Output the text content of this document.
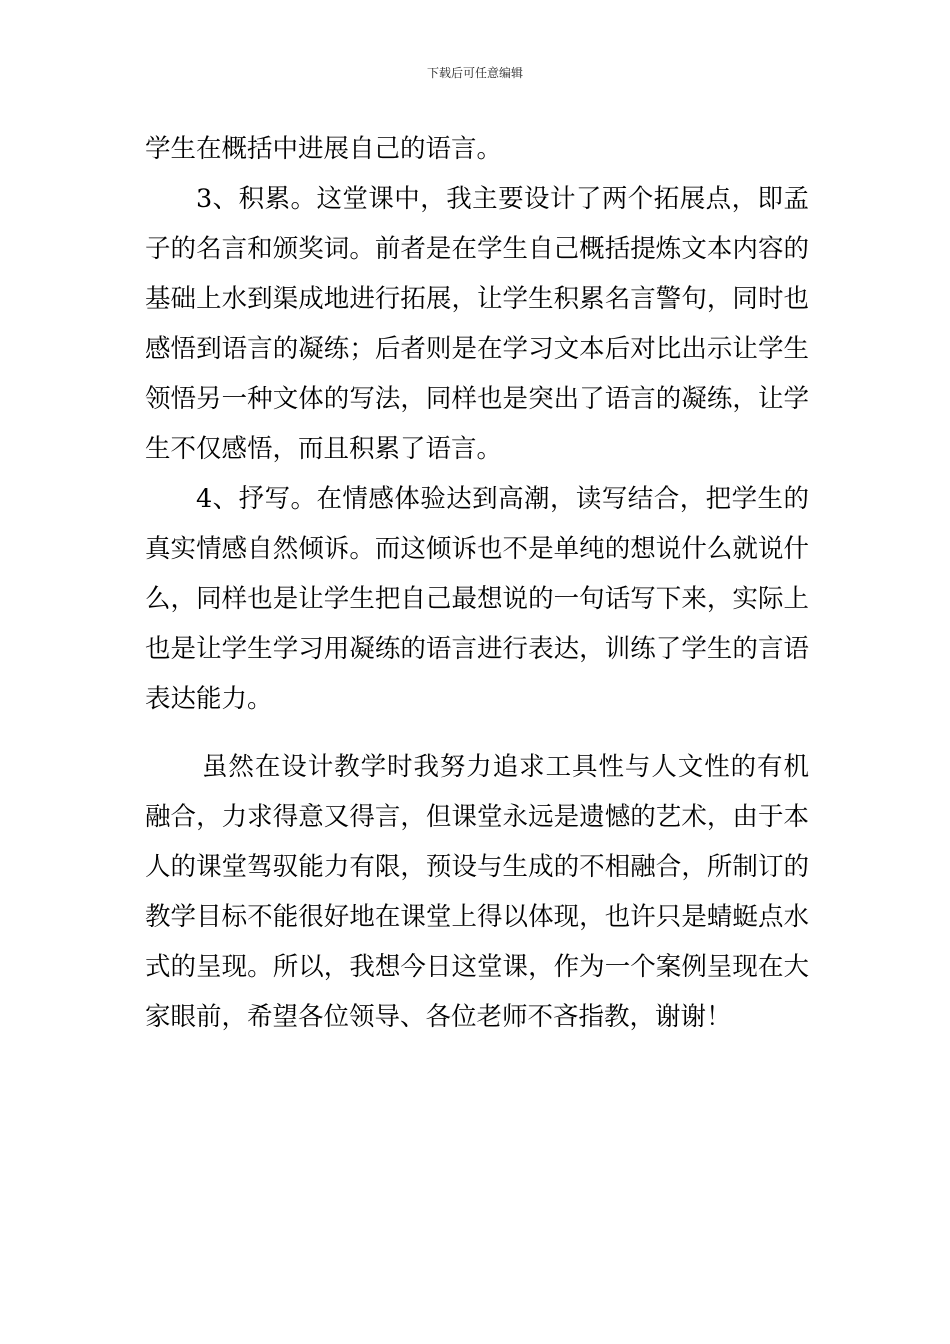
下载后可任意编辑

学生在概括中进展自己的语言。

3、积累。这堂课中，我主要设计了两个拓展点，即孟子的名言和颁奖词。前者是在学生自己概括提炼文本内容的基础上水到渠成地进行拓展，让学生积累名言警句，同时也感悟到语言的凝练；后者则是在学习文本后对比出示让学生领悟另一种文体的写法，同样也是突出了语言的凝练，让学生不仅感悟，而且积累了语言。

4、抒写。在情感体验达到高潮，读写结合，把学生的真实情感自然倾诉。而这倾诉也不是单纯的想说什么就说什么，同样也是让学生把自己最想说的一句话写下来，实际上也是让学生学习用凝练的语言进行表达，训练了学生的言语表达能力。

虽然在设计教学时我努力追求工具性与人文性的有机融合，力求得意又得言，但课堂永远是遗憾的艺术，由于本人的课堂驾驭能力有限，预设与生成的不相融合，所制订的教学目标不能很好地在课堂上得以体现，也许只是蜻蜓点水式的呈现。所以，我想今日这堂课，作为一个案例呈现在大家眼前，希望各位领导、各位老师不吝指教，谢谢！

---+---

In this exercise, set down all of the data exactly, without the pictures.

Output the text content of this document.
下载后可任意编辑

学生在概括中进展自己的语言。

3、积累。这堂课中，我主要设计了两个拓展点，即孟子的名言和颁奖词。前者是在学生自己概括提炼文本内容的基础上水到渠成地进行拓展，让学生积累名言警句，同时也感悟到语言的凝练；后者则是在学习文本后对比出示让学生领悟另一种文体的写法，同样也是突出了语言的凝练，让学生不仅感悟，而且积累了语言。

4、抒写。在情感体验达到高潮，读写结合，把学生的真实情感自然倾诉。而这倾诉也不是单纯的想说什么就说什么，同样也是让学生把自己最想说的一句话写下来，实际上也是让学生学习用凝练的语言进行表达，训练了学生的言语表达能力。

虽然在设计教学时我努力追求工具性与人文性的有机融合，力求得意又得言，但课堂永远是遗憾的艺术，由于本人的课堂驾驭能力有限，预设与生成的不相融合，所制订的教学目标不能很好地在课堂上得以体现，也许只是蜻蜓点水式的呈现。所以，我想今日这堂课，作为一个案例呈现在大家眼前，希望各位领导、各位老师不吝指教，谢谢！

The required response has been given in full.